Task directions: Restate the complete material exactly.

Records excerpted from a collection
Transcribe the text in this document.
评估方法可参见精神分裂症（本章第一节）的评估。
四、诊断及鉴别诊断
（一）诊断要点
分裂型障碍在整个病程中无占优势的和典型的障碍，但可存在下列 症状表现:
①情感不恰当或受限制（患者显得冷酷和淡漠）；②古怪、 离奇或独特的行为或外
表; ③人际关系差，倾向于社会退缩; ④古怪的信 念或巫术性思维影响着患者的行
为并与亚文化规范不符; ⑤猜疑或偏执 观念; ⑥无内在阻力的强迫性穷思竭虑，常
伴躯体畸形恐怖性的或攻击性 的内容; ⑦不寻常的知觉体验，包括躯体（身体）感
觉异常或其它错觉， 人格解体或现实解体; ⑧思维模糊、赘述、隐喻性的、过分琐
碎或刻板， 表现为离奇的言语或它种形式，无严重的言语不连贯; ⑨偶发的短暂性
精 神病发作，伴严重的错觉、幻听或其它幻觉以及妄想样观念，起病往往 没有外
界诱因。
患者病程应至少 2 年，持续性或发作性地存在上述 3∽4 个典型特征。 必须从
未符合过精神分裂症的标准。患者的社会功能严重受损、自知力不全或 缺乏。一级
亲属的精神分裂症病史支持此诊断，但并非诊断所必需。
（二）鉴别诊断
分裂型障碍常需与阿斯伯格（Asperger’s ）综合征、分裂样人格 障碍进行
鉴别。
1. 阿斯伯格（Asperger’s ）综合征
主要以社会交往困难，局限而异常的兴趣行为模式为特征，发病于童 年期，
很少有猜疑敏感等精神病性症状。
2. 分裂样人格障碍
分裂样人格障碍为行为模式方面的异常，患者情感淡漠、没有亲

Output for this task:
Transcribe the text in this document.
评估方法可参见精神分裂症（本章第一节）的评估。
四、诊断及鉴别诊断
（一）诊断要点
分裂型障碍在整个病程中无占优势的和典型的障碍，但可存在下列 症状表现:
①情感不恰当或受限制（患者显得冷酷和淡漠）；②古怪、 离奇或独特的行为或外
表; ③人际关系差，倾向于社会退缩; ④古怪的信 念或巫术性思维影响着患者的行
为并与亚文化规范不符; ⑤猜疑或偏执 观念; ⑥无内在阻力的强迫性穷思竭虑，常
伴躯体畸形恐怖性的或攻击性 的内容; ⑦不寻常的知觉体验，包括躯体（身体）感
觉异常或其它错觉， 人格解体或现实解体; ⑧思维模糊、赘述、隐喻性的、过分琐
碎或刻板， 表现为离奇的言语或它种形式，无严重的言语不连贯; ⑨偶发的短暂性
精 神病发作，伴严重的错觉、幻听或其它幻觉以及妄想样观念，起病往往 没有外
界诱因。
患者病程应至少 2 年，持续性或发作性地存在上述 3∽4 个典型特征。 必须从
未符合过精神分裂症的标准。患者的社会功能严重受损、自知力不全或 缺乏。一级
亲属的精神分裂症病史支持此诊断，但并非诊断所必需。
（二）鉴别诊断
分裂型障碍常需与阿斯伯格（Asperger’s ）综合征、分裂样人格 障碍进行
鉴别。
1. 阿斯伯格（Asperger’s ）综合征
主要以社会交往困难，局限而异常的兴趣行为模式为特征，发病于童 年期，
很少有猜疑敏感等精神病性症状。
2. 分裂样人格障碍
分裂样人格障碍为行为模式方面的异常，患者情感淡漠、没有亲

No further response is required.